● SUPPLIED MATERIAL:
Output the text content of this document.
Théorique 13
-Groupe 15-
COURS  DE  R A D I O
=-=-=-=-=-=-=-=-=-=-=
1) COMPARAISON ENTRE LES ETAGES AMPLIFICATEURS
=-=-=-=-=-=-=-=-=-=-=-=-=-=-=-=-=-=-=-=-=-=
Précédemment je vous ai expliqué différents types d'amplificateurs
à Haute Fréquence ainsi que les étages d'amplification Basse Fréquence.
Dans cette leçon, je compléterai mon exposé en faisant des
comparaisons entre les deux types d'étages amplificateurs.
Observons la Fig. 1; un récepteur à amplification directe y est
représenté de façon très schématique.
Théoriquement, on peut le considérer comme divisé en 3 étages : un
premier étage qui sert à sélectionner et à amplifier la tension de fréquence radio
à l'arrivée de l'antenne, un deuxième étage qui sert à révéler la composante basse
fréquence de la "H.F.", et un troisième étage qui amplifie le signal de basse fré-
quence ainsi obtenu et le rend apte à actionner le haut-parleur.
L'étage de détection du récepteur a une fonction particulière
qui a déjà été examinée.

● STATED PROBLEM:
Repeat the preceding lines exactly, please, every one of them.

● EXERCISE ANSWER:
Output the text content of this document.
Théorique 13
-Groupe 15-
COURS  DE  R A D I O
=-=-=-=-=-=-=-=-=-=-=
1) COMPARAISON ENTRE LES ETAGES AMPLIFICATEURS
=-=-=-=-=-=-=-=-=-=-=-=-=-=-=-=-=-=-=-=-=-=
Précédemment je vous ai expliqué différents types d'amplificateurs
à Haute Fréquence ainsi que les étages d'amplification Basse Fréquence.
Dans cette leçon, je compléterai mon exposé en faisant des
comparaisons entre les deux types d'étages amplificateurs.
Observons la Fig. 1; un récepteur à amplification directe y est
représenté de façon très schématique.
Théoriquement, on peut le considérer comme divisé en 3 étages : un
premier étage qui sert à sélectionner et à amplifier la tension de fréquence radio
à l'arrivée de l'antenne, un deuxième étage qui sert à révéler la composante basse
fréquence de la "H.F.", et un troisième étage qui amplifie le signal de basse fré-
quence ainsi obtenu et le rend apte à actionner le haut-parleur.
L'étage de détection du récepteur a une fonction particulière
qui a déjà été examinée.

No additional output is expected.